## Given data
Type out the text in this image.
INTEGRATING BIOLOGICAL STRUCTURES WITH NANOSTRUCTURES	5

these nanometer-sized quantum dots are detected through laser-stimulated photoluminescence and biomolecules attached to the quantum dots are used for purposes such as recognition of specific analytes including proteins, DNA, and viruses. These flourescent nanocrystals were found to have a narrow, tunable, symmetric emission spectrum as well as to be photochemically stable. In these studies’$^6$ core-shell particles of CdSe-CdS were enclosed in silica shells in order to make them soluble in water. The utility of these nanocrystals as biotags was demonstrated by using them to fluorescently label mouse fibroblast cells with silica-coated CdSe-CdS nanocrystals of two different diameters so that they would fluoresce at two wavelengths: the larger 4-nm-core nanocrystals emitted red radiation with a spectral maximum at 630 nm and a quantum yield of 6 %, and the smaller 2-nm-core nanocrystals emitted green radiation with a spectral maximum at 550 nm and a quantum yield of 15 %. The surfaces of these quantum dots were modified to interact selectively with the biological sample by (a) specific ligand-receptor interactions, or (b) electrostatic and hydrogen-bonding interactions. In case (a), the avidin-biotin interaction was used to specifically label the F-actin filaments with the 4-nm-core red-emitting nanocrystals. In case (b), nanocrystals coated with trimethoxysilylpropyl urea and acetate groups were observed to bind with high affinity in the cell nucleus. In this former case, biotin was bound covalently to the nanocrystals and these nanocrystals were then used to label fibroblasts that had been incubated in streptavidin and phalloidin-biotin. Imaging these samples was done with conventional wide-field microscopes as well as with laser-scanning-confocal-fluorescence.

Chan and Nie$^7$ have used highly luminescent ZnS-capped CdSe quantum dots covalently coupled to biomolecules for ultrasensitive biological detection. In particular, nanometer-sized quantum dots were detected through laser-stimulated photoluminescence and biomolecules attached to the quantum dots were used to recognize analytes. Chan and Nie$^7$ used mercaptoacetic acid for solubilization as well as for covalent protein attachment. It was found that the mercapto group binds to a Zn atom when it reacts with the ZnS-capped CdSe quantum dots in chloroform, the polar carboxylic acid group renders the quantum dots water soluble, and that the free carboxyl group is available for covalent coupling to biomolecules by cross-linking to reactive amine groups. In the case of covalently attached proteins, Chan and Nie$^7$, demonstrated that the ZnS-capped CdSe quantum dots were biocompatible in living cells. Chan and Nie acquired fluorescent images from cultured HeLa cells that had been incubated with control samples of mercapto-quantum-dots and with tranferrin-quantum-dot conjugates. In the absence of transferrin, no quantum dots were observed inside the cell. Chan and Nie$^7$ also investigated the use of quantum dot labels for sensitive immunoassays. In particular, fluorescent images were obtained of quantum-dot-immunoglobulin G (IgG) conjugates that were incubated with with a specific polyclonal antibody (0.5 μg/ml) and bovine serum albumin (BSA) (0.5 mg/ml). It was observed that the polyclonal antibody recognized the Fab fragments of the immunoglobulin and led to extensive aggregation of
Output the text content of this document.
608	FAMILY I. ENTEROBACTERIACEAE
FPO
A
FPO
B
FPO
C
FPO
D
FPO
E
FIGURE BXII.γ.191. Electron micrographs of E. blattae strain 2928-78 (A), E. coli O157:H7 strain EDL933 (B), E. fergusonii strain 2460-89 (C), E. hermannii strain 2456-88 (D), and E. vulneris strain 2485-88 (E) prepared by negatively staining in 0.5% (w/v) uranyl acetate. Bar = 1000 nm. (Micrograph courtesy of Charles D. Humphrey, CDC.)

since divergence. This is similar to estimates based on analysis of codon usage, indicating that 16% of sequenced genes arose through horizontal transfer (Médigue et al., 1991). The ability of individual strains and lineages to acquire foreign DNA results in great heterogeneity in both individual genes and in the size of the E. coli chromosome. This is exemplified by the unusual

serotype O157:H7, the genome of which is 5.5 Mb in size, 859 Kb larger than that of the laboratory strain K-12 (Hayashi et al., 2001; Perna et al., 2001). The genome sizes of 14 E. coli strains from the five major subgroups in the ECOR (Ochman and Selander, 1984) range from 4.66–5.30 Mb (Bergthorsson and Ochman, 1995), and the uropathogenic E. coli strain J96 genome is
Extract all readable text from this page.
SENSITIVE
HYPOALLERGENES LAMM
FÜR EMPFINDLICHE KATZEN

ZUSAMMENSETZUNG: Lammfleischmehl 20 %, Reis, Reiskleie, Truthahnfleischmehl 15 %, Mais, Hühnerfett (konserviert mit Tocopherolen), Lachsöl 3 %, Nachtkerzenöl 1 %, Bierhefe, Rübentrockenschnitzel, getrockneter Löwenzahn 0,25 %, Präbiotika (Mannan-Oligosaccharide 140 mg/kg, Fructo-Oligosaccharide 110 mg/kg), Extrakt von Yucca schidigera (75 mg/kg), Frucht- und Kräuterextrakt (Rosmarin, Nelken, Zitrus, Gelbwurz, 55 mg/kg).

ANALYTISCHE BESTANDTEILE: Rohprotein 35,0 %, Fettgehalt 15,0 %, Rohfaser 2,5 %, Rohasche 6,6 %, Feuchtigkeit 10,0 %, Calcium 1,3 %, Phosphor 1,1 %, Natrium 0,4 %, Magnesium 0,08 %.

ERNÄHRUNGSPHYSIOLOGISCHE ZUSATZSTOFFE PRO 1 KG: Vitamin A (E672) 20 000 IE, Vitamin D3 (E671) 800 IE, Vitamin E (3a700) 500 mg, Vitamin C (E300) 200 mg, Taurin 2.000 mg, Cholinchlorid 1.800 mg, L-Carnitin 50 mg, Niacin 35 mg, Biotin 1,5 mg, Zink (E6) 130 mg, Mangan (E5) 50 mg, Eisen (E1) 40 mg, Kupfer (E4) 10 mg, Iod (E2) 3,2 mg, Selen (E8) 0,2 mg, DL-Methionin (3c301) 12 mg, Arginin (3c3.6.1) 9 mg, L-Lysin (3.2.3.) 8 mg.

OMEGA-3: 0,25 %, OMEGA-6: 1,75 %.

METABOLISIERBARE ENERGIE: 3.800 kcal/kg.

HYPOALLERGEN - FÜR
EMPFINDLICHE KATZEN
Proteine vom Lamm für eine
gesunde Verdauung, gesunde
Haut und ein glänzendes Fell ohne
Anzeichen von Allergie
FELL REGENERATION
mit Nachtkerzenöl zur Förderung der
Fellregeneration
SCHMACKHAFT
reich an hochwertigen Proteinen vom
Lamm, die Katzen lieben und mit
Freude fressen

## Description of the task
Copy down the material above exactly as it is.

## Response
Type out the text in this image.
INTEGRATING BIOLOGICAL STRUCTURES WITH NANOSTRUCTURES	5

these nanometer-sized quantum dots are detected through laser-stimulated photoluminescence and biomolecules attached to the quantum dots are used for purposes such as recognition of specific analytes including proteins, DNA, and viruses. These flourescent nanocrystals were found to have a narrow, tunable, symmetric emission spectrum as well as to be photochemically stable. In these studies’$^6$ core-shell particles of CdSe-CdS were enclosed in silica shells in order to make them soluble in water. The utility of these nanocrystals as biotags was demonstrated by using them to fluorescently label mouse fibroblast cells with silica-coated CdSe-CdS nanocrystals of two different diameters so that they would fluoresce at two wavelengths: the larger 4-nm-core nanocrystals emitted red radiation with a spectral maximum at 630 nm and a quantum yield of 6 %, and the smaller 2-nm-core nanocrystals emitted green radiation with a spectral maximum at 550 nm and a quantum yield of 15 %. The surfaces of these quantum dots were modified to interact selectively with the biological sample by (a) specific ligand-receptor interactions, or (b) electrostatic and hydrogen-bonding interactions. In case (a), the avidin-biotin interaction was used to specifically label the F-actin filaments with the 4-nm-core red-emitting nanocrystals. In case (b), nanocrystals coated with trimethoxysilylpropyl urea and acetate groups were observed to bind with high affinity in the cell nucleus. In this former case, biotin was bound covalently to the nanocrystals and these nanocrystals were then used to label fibroblasts that had been incubated in streptavidin and phalloidin-biotin. Imaging these samples was done with conventional wide-field microscopes as well as with laser-scanning-confocal-fluorescence.

Chan and Nie$^7$ have used highly luminescent ZnS-capped CdSe quantum dots covalently coupled to biomolecules for ultrasensitive biological detection. In particular, nanometer-sized quantum dots were detected through laser-stimulated photoluminescence and biomolecules attached to the quantum dots were used to recognize analytes. Chan and Nie$^7$ used mercaptoacetic acid for solubilization as well as for covalent protein attachment. It was found that the mercapto group binds to a Zn atom when it reacts with the ZnS-capped CdSe quantum dots in chloroform, the polar carboxylic acid group renders the quantum dots water soluble, and that the free carboxyl group is available for covalent coupling to biomolecules by cross-linking to reactive amine groups. In the case of covalently attached proteins, Chan and Nie$^7$, demonstrated that the ZnS-capped CdSe quantum dots were biocompatible in living cells. Chan and Nie acquired fluorescent images from cultured HeLa cells that had been incubated with control samples of mercapto-quantum-dots and with tranferrin-quantum-dot conjugates. In the absence of transferrin, no quantum dots were observed inside the cell. Chan and Nie$^7$ also investigated the use of quantum dot labels for sensitive immunoassays. In particular, fluorescent images were obtained of quantum-dot-immunoglobulin G (IgG) conjugates that were incubated with with a specific polyclonal antibody (0.5 μg/ml) and bovine serum albumin (BSA) (0.5 mg/ml). It was observed that the polyclonal antibody recognized the Fab fragments of the immunoglobulin and led to extensive aggregation of
Output the text content of this document.
608	FAMILY I. ENTEROBACTERIACEAE
FPO
A
FPO
B
FPO
C
FPO
D
FPO
E
FIGURE BXII.γ.191. Electron micrographs of E. blattae strain 2928-78 (A), E. coli O157:H7 strain EDL933 (B), E. fergusonii strain 2460-89 (C), E. hermannii strain 2456-88 (D), and E. vulneris strain 2485-88 (E) prepared by negatively staining in 0.5% (w/v) uranyl acetate. Bar = 1000 nm. (Micrograph courtesy of Charles D. Humphrey, CDC.)

since divergence. This is similar to estimates based on analysis of codon usage, indicating that 16% of sequenced genes arose through horizontal transfer (Médigue et al., 1991). The ability of individual strains and lineages to acquire foreign DNA results in great heterogeneity in both individual genes and in the size of the E. coli chromosome. This is exemplified by the unusual

serotype O157:H7, the genome of which is 5.5 Mb in size, 859 Kb larger than that of the laboratory strain K-12 (Hayashi et al., 2001; Perna et al., 2001). The genome sizes of 14 E. coli strains from the five major subgroups in the ECOR (Ochman and Selander, 1984) range from 4.66–5.30 Mb (Bergthorsson and Ochman, 1995), and the uropathogenic E. coli strain J96 genome is
Extract all readable text from this page.
SENSITIVE
HYPOALLERGENES LAMM
FÜR EMPFINDLICHE KATZEN

ZUSAMMENSETZUNG: Lammfleischmehl 20 %, Reis, Reiskleie, Truthahnfleischmehl 15 %, Mais, Hühnerfett (konserviert mit Tocopherolen), Lachsöl 3 %, Nachtkerzenöl 1 %, Bierhefe, Rübentrockenschnitzel, getrockneter Löwenzahn 0,25 %, Präbiotika (Mannan-Oligosaccharide 140 mg/kg, Fructo-Oligosaccharide 110 mg/kg), Extrakt von Yucca schidigera (75 mg/kg), Frucht- und Kräuterextrakt (Rosmarin, Nelken, Zitrus, Gelbwurz, 55 mg/kg).

ANALYTISCHE BESTANDTEILE: Rohprotein 35,0 %, Fettgehalt 15,0 %, Rohfaser 2,5 %, Rohasche 6,6 %, Feuchtigkeit 10,0 %, Calcium 1,3 %, Phosphor 1,1 %, Natrium 0,4 %, Magnesium 0,08 %.

ERNÄHRUNGSPHYSIOLOGISCHE ZUSATZSTOFFE PRO 1 KG: Vitamin A (E672) 20 000 IE, Vitamin D3 (E671) 800 IE, Vitamin E (3a700) 500 mg, Vitamin C (E300) 200 mg, Taurin 2.000 mg, Cholinchlorid 1.800 mg, L-Carnitin 50 mg, Niacin 35 mg, Biotin 1,5 mg, Zink (E6) 130 mg, Mangan (E5) 50 mg, Eisen (E1) 40 mg, Kupfer (E4) 10 mg, Iod (E2) 3,2 mg, Selen (E8) 0,2 mg, DL-Methionin (3c301) 12 mg, Arginin (3c3.6.1) 9 mg, L-Lysin (3.2.3.) 8 mg.

OMEGA-3: 0,25 %, OMEGA-6: 1,75 %.

METABOLISIERBARE ENERGIE: 3.800 kcal/kg.

HYPOALLERGEN - FÜR
EMPFINDLICHE KATZEN
Proteine vom Lamm für eine
gesunde Verdauung, gesunde
Haut und ein glänzendes Fell ohne
Anzeichen von Allergie
FELL REGENERATION
mit Nachtkerzenöl zur Förderung der
Fellregeneration
SCHMACKHAFT
reich an hochwertigen Proteinen vom
Lamm, die Katzen lieben und mit
Freude fressen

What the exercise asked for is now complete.